◆ What you have to do ◆
Report every line of the records that includes the word "potable".

◆ Available records ◆
>>

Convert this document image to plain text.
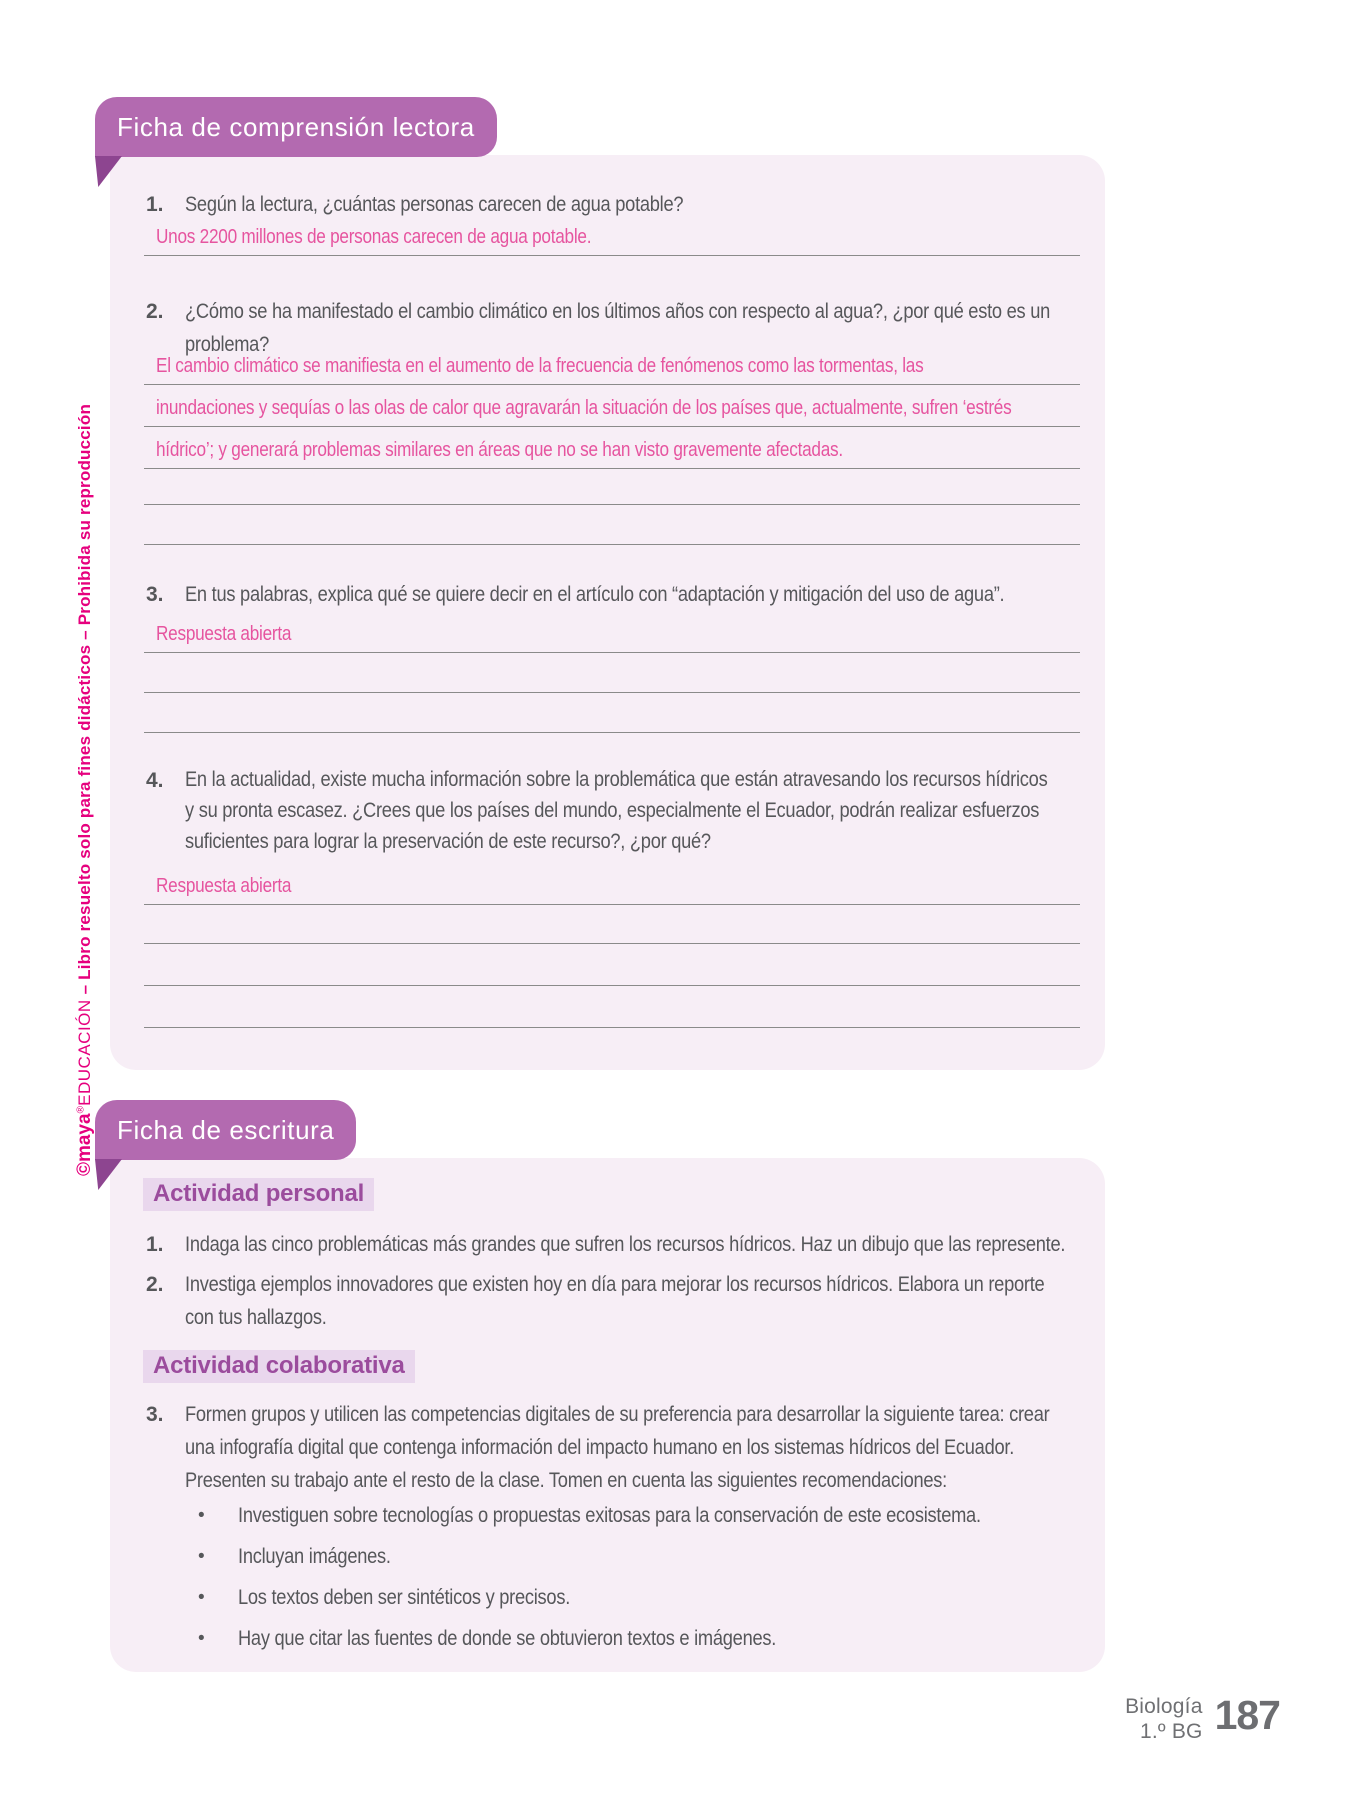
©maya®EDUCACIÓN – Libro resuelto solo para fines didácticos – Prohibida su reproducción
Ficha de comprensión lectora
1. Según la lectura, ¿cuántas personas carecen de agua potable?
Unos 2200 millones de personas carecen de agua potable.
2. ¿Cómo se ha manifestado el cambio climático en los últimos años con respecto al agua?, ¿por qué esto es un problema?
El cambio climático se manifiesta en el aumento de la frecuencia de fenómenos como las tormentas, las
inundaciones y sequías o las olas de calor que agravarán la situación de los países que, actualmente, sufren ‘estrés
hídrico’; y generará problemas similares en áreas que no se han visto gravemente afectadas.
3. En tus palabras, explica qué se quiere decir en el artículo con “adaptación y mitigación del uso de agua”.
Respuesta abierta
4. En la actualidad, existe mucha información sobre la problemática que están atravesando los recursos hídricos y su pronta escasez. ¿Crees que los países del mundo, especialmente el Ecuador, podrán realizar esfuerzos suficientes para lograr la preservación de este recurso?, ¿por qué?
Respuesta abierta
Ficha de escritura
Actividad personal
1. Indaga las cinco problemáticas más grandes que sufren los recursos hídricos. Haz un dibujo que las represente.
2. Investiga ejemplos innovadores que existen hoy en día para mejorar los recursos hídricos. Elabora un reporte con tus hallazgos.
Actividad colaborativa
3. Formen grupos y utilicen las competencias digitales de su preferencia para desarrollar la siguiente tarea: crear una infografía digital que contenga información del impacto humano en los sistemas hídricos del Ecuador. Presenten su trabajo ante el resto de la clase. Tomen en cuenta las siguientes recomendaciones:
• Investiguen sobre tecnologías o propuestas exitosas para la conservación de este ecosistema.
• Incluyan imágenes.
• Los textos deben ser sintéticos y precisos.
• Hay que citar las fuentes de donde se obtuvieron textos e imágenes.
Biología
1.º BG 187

<<

◆ Reply to the task ◆
1. Según la lectura, ¿cuántas personas carecen de agua potable?
Unos 2200 millones de personas carecen de agua potable.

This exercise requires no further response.